_What you are asked to do_.
Make an exact copy of all the records.

══ Given data

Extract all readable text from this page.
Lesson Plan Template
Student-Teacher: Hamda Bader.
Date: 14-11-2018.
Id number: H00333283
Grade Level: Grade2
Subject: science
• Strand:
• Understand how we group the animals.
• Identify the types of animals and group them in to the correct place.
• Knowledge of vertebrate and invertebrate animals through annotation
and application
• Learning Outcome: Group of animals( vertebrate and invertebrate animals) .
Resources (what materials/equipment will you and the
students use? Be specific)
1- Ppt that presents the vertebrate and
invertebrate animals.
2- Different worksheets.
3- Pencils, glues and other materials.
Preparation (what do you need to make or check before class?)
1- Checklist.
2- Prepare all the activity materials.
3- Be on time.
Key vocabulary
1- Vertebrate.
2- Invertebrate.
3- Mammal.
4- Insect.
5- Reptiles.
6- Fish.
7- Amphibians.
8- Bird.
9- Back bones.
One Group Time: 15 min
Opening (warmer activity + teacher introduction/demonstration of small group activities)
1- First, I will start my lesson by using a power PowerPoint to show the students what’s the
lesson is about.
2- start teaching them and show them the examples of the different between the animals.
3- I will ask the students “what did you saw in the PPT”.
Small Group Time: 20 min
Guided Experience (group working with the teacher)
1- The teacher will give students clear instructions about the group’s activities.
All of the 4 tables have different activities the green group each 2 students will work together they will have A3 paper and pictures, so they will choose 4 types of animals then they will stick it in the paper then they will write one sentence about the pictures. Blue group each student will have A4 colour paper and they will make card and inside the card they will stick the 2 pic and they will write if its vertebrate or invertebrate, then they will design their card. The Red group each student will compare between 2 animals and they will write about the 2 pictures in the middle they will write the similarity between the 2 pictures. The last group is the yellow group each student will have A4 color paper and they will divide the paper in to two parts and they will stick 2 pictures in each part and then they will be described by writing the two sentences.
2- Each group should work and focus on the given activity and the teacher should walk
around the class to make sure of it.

════

_Solution for this task_.
Extract all readable text from this page.
Lesson Plan Template
Student-Teacher: Hamda Bader.
Date: 14-11-2018.
Id number: H00333283
Grade Level: Grade2
Subject: science
• Strand:
• Understand how we group the animals.
• Identify the types of animals and group them in to the correct place.
• Knowledge of vertebrate and invertebrate animals through annotation
and application
• Learning Outcome: Group of animals( vertebrate and invertebrate animals) .
Resources (what materials/equipment will you and the
students use? Be specific)
1- Ppt that presents the vertebrate and
invertebrate animals.
2- Different worksheets.
3- Pencils, glues and other materials.
Preparation (what do you need to make or check before class?)
1- Checklist.
2- Prepare all the activity materials.
3- Be on time.
Key vocabulary
1- Vertebrate.
2- Invertebrate.
3- Mammal.
4- Insect.
5- Reptiles.
6- Fish.
7- Amphibians.
8- Bird.
9- Back bones.
One Group Time: 15 min
Opening (warmer activity + teacher introduction/demonstration of small group activities)
1- First, I will start my lesson by using a power PowerPoint to show the students what’s the
lesson is about.
2- start teaching them and show them the examples of the different between the animals.
3- I will ask the students “what did you saw in the PPT”.
Small Group Time: 20 min
Guided Experience (group working with the teacher)
1- The teacher will give students clear instructions about the group’s activities.
All of the 4 tables have different activities the green group each 2 students will work together they will have A3 paper and pictures, so they will choose 4 types of animals then they will stick it in the paper then they will write one sentence about the pictures. Blue group each student will have A4 colour paper and they will make card and inside the card they will stick the 2 pic and they will write if its vertebrate or invertebrate, then they will design their card. The Red group each student will compare between 2 animals and they will write about the 2 pictures in the middle they will write the similarity between the 2 pictures. The last group is the yellow group each student will have A4 color paper and they will divide the paper in to two parts and they will stick 2 pictures in each part and then they will be described by writing the two sentences.
2- Each group should work and focus on the given activity and the teacher should walk
around the class to make sure of it.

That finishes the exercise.